TEXTO DE LECTURA:
★ ★ ★ ★ ★

En febrero de 2012, Leonardo Menghini dudaba sobre si seguir o no siendo abogado. Los Menghini suelen decir que son "músicos que se dedican a otra cosa" y él evaluaba seriamente la posibilidad de entregarse full time a su verdadera vocación.
La tragedia de Once cambió su vida. No solo porque entre esos hierros retorcidos murió su sobrino Lucas sino porque, cuando todavía no se habían repuesto del shock, su hermano Paolo y su ex cuñada, María Luján Rey, le pidieron que se especializara en derecho penal y los representara en el juicio que se venía: "No tenemos dinero para pagar un abogado y no confiamos en nadie". Leonardo no lo dudó. La música debería esperar.
Pasaron cinco años y medio. El jueves, finalmente, se enteró que los culpables de la tragedia irían presos. Estaba solo, con su mujer y Josefina, su beba de un año.
-Te felicito- le dijo ella.
A él se le aguaron un poco los ojos.
-Mejor alcanzame el vino.
Al rato, empezó a recibir mensajes de las 50 familias que representó en estos años y ahí sí, la emoción no lo soltó. "Las víctimas de Once eran todos laburantes. Sus familias son pobres. Y no les molesta eso, porque siempre lo fueron. Pero, encima, que la corrupción les mate un hijo, y que nadie pague por eso, era una idea insoportable. No pueden creer que, por una vez, la Justicia haya jugado para el lado de ellos", explicó.
Entre la tragedia y el veredicto, Leonardo Menghini debió enfrentar, casi sin equipo y con muy pocos recursos, a los bufetes de abogados más poderosos de la Argentina, al holding de transporte de la familia Cirigliano, a un Gobierno que tenía prácticamente la suma del poder público. Era impresionante ver, durante el juicio oral, el contraste entre el despliegue de poder de los abogados "importantes" , y Menghini, que llegaba solo, con su autito y su portafolio. Una clásica historia de David contra Goliat, de pobres contra ricos, de desamparados contra poderosos.

★ ★ ★ ★ ★

ENTRADAS DE DATOS:

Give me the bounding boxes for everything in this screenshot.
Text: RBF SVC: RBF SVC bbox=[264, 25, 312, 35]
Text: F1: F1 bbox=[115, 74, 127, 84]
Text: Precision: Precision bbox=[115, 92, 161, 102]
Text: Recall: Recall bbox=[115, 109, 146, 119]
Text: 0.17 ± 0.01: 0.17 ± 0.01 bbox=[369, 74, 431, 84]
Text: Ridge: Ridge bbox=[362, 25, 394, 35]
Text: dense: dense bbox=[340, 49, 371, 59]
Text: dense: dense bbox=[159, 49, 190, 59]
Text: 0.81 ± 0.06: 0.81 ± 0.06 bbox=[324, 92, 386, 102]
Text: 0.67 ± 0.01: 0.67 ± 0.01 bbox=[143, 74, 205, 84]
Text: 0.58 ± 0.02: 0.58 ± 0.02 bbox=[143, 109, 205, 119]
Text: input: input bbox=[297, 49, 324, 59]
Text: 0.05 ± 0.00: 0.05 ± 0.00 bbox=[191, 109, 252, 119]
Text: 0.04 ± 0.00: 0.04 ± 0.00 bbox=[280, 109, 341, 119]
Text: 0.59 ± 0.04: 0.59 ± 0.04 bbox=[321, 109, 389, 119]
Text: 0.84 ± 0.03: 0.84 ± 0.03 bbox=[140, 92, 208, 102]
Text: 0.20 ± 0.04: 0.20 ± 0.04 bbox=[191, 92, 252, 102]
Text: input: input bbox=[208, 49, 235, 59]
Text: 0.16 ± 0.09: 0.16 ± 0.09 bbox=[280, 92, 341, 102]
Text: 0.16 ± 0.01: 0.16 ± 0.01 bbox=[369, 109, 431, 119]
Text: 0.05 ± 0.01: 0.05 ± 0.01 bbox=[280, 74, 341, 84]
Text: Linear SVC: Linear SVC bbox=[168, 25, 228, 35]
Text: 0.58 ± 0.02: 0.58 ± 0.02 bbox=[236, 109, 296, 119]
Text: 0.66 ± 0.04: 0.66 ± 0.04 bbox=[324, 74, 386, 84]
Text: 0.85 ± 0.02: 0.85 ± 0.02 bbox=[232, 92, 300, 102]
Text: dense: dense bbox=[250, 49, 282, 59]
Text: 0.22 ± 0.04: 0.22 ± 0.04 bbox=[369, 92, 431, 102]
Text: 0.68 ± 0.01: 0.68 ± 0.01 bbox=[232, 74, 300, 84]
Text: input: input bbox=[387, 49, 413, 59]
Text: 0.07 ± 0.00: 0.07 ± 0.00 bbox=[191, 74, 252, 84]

★ ★ ★ ★ ★

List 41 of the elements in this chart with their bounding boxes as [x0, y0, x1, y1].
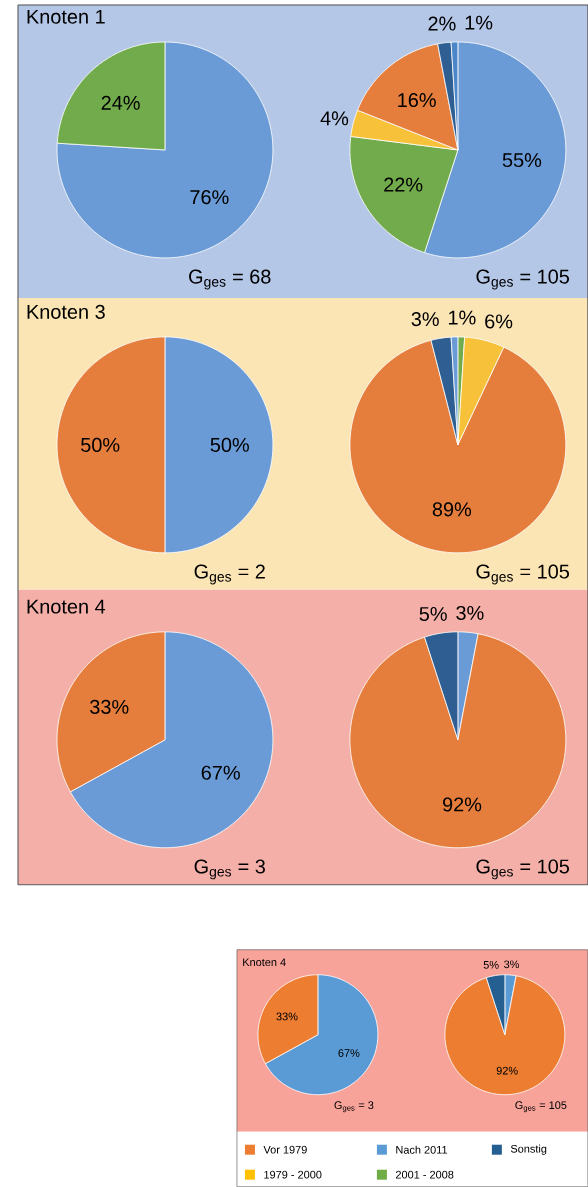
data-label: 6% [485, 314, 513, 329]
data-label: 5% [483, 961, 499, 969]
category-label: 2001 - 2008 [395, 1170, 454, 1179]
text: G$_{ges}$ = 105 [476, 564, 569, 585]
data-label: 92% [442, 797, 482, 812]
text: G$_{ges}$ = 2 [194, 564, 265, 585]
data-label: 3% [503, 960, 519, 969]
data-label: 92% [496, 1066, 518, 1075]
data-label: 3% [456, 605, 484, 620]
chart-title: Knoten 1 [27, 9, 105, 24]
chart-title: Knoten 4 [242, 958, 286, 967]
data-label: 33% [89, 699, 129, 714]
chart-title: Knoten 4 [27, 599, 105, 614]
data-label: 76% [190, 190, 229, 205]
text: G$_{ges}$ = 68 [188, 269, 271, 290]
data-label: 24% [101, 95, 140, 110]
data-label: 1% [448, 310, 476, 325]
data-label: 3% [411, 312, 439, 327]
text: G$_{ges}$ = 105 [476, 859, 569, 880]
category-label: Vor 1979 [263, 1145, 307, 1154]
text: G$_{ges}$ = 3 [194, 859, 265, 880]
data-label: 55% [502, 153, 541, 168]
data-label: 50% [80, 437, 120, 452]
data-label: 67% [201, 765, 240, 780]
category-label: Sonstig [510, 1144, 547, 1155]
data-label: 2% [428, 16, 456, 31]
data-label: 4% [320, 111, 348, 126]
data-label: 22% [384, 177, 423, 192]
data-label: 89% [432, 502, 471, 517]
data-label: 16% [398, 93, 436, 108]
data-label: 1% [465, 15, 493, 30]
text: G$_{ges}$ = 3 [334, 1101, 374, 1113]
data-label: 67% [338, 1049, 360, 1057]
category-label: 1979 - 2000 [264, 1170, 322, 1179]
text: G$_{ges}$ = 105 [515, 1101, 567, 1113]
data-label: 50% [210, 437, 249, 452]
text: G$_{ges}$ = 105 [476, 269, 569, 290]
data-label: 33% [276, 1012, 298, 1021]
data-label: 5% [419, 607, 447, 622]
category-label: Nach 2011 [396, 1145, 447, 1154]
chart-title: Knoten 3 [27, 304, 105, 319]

★ ★ ★ ★ ★

TAREA A:
Reproduzca el fragmento del texto de lectura que empieza con "En febrero de" y sigue hasta "música debería esperar.", inclusive.
TAREA B:
Indique si cada afirmación concuerda con el texto de lectura. Responda sí o no y cite textualmente las palabras que lo deciden.
(i) Leonardo Menghini se especializó en derecho penal a pedido de su hermano y de su ex cuñada.
(ii) Cuando se enteró del veredicto, Menghini se encontraba en el tribunal junto a sus colegas.
(iii) En estos años, Menghini representó a 50 familias.
TAREA C:
Conteste brevemente, según el texto de lectura:
(i) ¿Qué parentesco tenía Lucas con Leonardo Menghini?
(ii) ¿Cuánto tiempo pasó hasta que Menghini se enteró de que los culpables irían presos?
(iii) ¿Cómo llegaba Menghini durante el juicio oral?
Las entradas no intervienen en este ejercicio.

RESPUESTA DE LA TAREA A:
En febrero de 2012, Leonardo Menghini dudaba sobre si seguir o no siendo abogado. Los Menghini suelen decir que son "músicos que se dedican a otra cosa" y él evaluaba seriamente la posibilidad de entregarse full time a su verdadera vocación.
La tragedia de Once cambió su vida. No solo porque entre esos hierros retorcidos murió su sobrino Lucas sino porque, cuando todavía no se habían repuesto del shock, su hermano Paolo y su ex cuñada, María Luján Rey, le pidieron que se especializara en derecho penal y los representara en el juicio que se venía: "No tenemos dinero para pagar un abogado y no confiamos en nadie". Leonardo no lo dudó. La música debería esperar.

RESPUESTA DE LA TAREA B:
(i) Sí: "su hermano Paolo y su ex cuñada, María Luján Rey, le pidieron que se especializara en derecho penal"
(ii) No: "Estaba solo, con su mujer y Josefina, su beba de un año."
(iii) Sí: "las 50 familias que representó en estos años"

RESPUESTA DE LA TAREA C:
(i) Era su sobrino.
(ii) Cinco años y medio.
(iii) Solo, con su autito y su portafolio.